* BEGIN RECORDS SUPPLIED *

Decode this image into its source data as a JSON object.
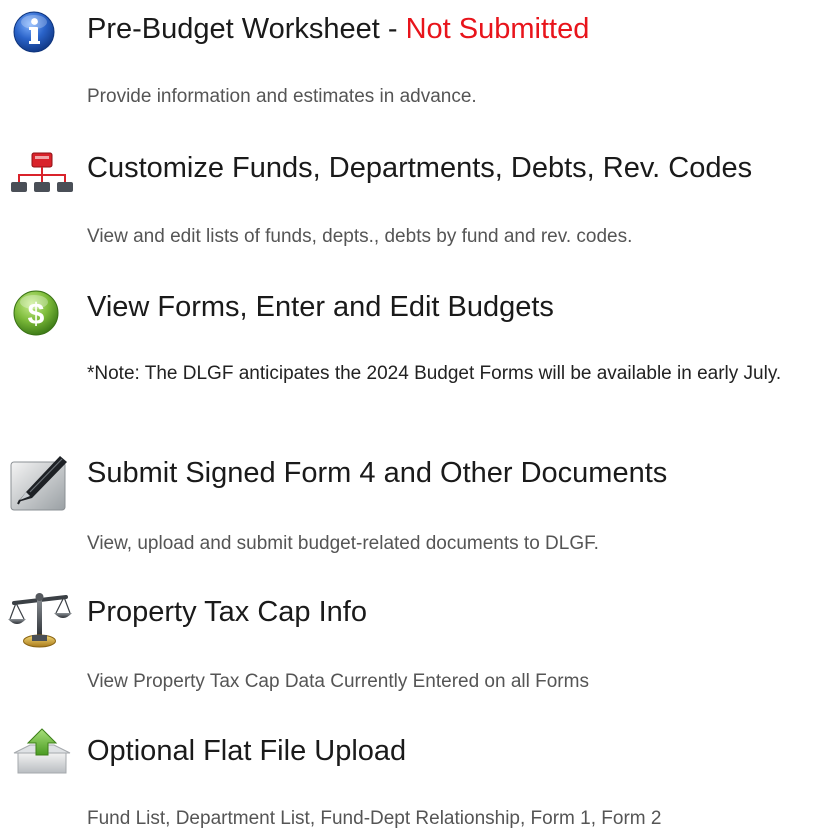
{
  "items": [
    {
      "title": "Pre-Budget Worksheet - ",
      "status": "Not Submitted",
      "description": "Provide information and estimates in advance.",
      "icon": "info-icon"
    },
    {
      "title": "Customize Funds, Departments, Debts, Rev. Codes",
      "description": "View and edit lists of funds, depts., debts by fund and rev. codes.",
      "icon": "org-chart-icon"
    },
    {
      "title": "View Forms, Enter and Edit Budgets",
      "description": "*Note: The DLGF anticipates the 2024 Budget Forms will be available in early July.",
      "icon": "dollar-icon"
    },
    {
      "title": "Submit Signed Form 4 and Other Documents",
      "description": "View, upload and submit budget-related documents to DLGF.",
      "icon": "pen-icon"
    },
    {
      "title": "Property Tax Cap Info",
      "description": "View Property Tax Cap Data Currently Entered on all Forms",
      "icon": "scales-icon"
    },
    {
      "title": "Optional Flat File Upload",
      "description": "Fund List, Department List, Fund-Dept Relationship, Form 1, Form 2",
      "icon": "upload-box-icon"
    }
  ],
  "colors": {
    "status_red": "#e8141b",
    "info_blue": "#2a63c9",
    "org_red": "#d9232b",
    "dollar_green": "#7dbb3a"
  }
}
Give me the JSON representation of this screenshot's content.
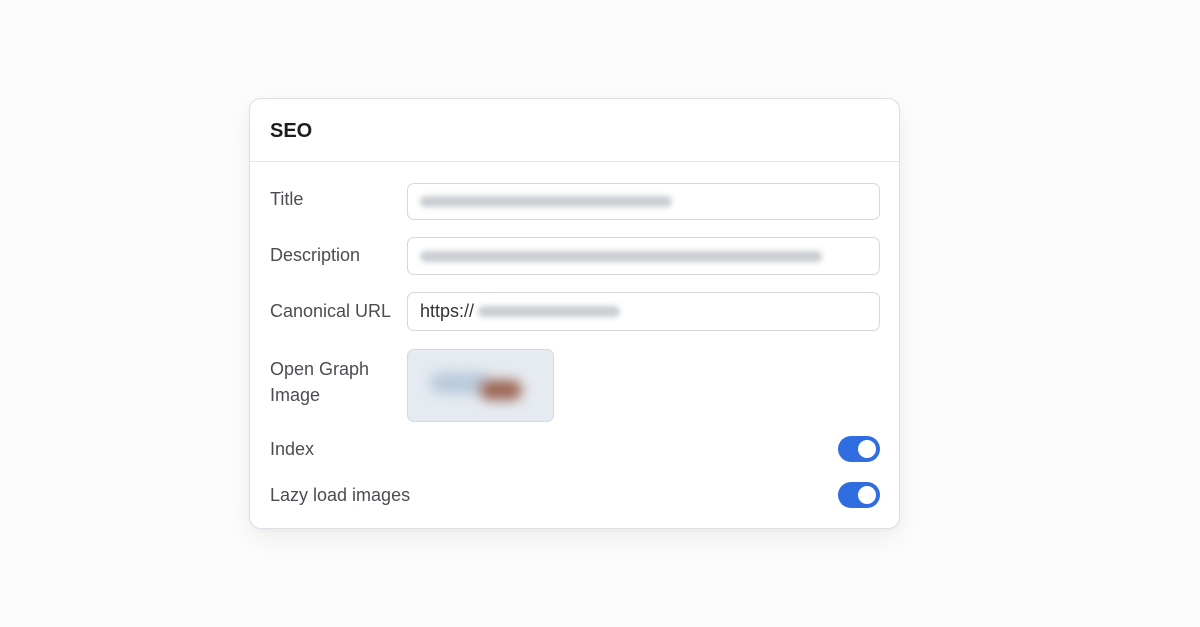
{
  "panel": {
    "title": "SEO",
    "fields": {
      "title_label": "Title",
      "description_label": "Description",
      "canonical_label": "Canonical URL",
      "canonical_prefix": "https://",
      "og_image_label_line1": "Open Graph",
      "og_image_label_line2": "Image",
      "index_label": "Index",
      "lazy_label": "Lazy load images"
    },
    "toggles": {
      "index_on": true,
      "lazy_load_on": true
    },
    "colors": {
      "accent": "#2f6de1"
    }
  }
}
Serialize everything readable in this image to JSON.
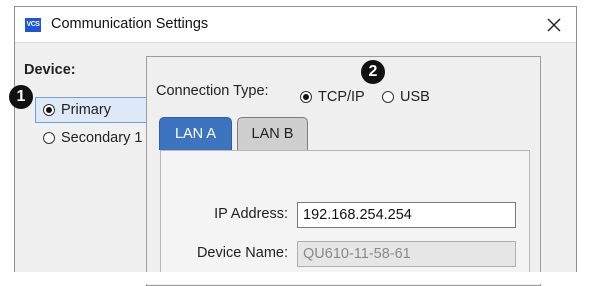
{
  "window": {
    "title": "Communication Settings",
    "icon_text": "VCS",
    "close_symbol": "X"
  },
  "device": {
    "label": "Device:",
    "options": [
      {
        "label": "Primary",
        "selected": true
      },
      {
        "label": "Secondary 1",
        "selected": false
      }
    ]
  },
  "connection": {
    "label": "Connection Type:",
    "options": [
      {
        "label": "TCP/IP",
        "selected": true
      },
      {
        "label": "USB",
        "selected": false
      }
    ]
  },
  "tabs": [
    {
      "label": "LAN A",
      "active": true
    },
    {
      "label": "LAN B",
      "active": false
    }
  ],
  "fields": {
    "ip_address": {
      "label": "IP Address:",
      "value": "192.168.254.254"
    },
    "device_name": {
      "label": "Device Name:",
      "value": "QU610-11-58-61"
    }
  },
  "callouts": [
    "1",
    "2"
  ],
  "colors": {
    "active_tab": "#3c74c0",
    "selected_highlight": "#dde9f6",
    "callout": "#111111"
  }
}
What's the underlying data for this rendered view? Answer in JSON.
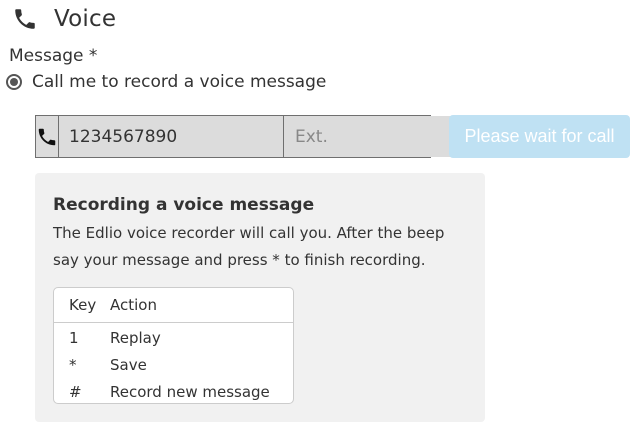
{
  "header": {
    "icon": "phone-icon",
    "title": "Voice"
  },
  "message_field": {
    "label": "Message *",
    "option_label": "Call me to record a voice message",
    "option_selected": true
  },
  "phone_form": {
    "icon": "phone-icon",
    "phone_value": "1234567890",
    "ext_placeholder": "Ext.",
    "ext_value": "",
    "button_label": "Please wait for call",
    "button_color": "#bfe1f3"
  },
  "info": {
    "title": "Recording a voice message",
    "description": "The Edlio voice recorder will call you. After the beep say your message and press * to finish recording.",
    "table": {
      "headers": [
        "Key",
        "Action"
      ],
      "rows": [
        {
          "key": "1",
          "action": "Replay"
        },
        {
          "key": "*",
          "action": "Save"
        },
        {
          "key": "#",
          "action": "Record new message"
        }
      ]
    }
  }
}
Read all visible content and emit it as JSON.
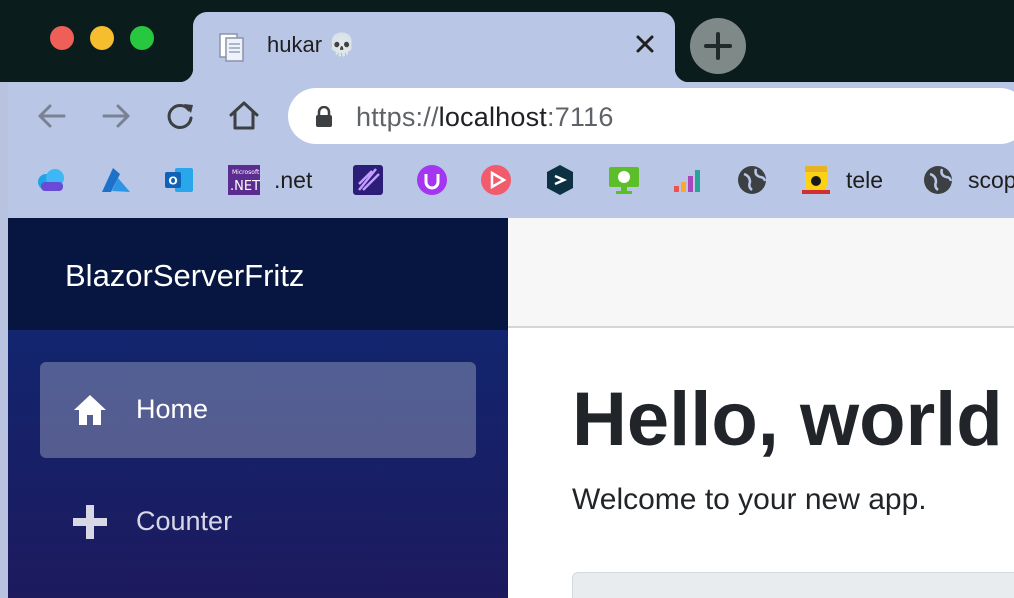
{
  "browser": {
    "tab": {
      "title": "hukar 💀"
    },
    "address": {
      "scheme": "https://",
      "host": "localhost",
      "port": ":7116"
    },
    "bookmarks": [
      {
        "label": "",
        "icon": "cloud-icon"
      },
      {
        "label": "",
        "icon": "azure-icon"
      },
      {
        "label": "",
        "icon": "outlook-icon"
      },
      {
        "label": ".net",
        "icon": "dotnet-icon"
      },
      {
        "label": "",
        "icon": "feather-icon"
      },
      {
        "label": "",
        "icon": "u-badge-icon"
      },
      {
        "label": "",
        "icon": "play-icon"
      },
      {
        "label": "",
        "icon": "hexagon-icon"
      },
      {
        "label": "",
        "icon": "monitor-icon"
      },
      {
        "label": "",
        "icon": "equalizer-icon"
      },
      {
        "label": "",
        "icon": "globe-icon"
      },
      {
        "label": "tele",
        "icon": "crest-icon"
      },
      {
        "label": "scop",
        "icon": "globe-icon"
      }
    ]
  },
  "app": {
    "brand": "BlazorServerFritz",
    "nav": [
      {
        "label": "Home",
        "icon": "home-icon",
        "active": true
      },
      {
        "label": "Counter",
        "icon": "plus-icon",
        "active": false
      }
    ],
    "heading": "Hello, world",
    "welcome": "Welcome to your new app."
  }
}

* END RECORDS SUPPLIED *

GOAL: Pull every line containing the word "content" out of the material and copy it.

ANSWER TO THE PROBLEM:
Give me the JSON representation of this screenshot's content.
Read all visible content and emit it as JSON.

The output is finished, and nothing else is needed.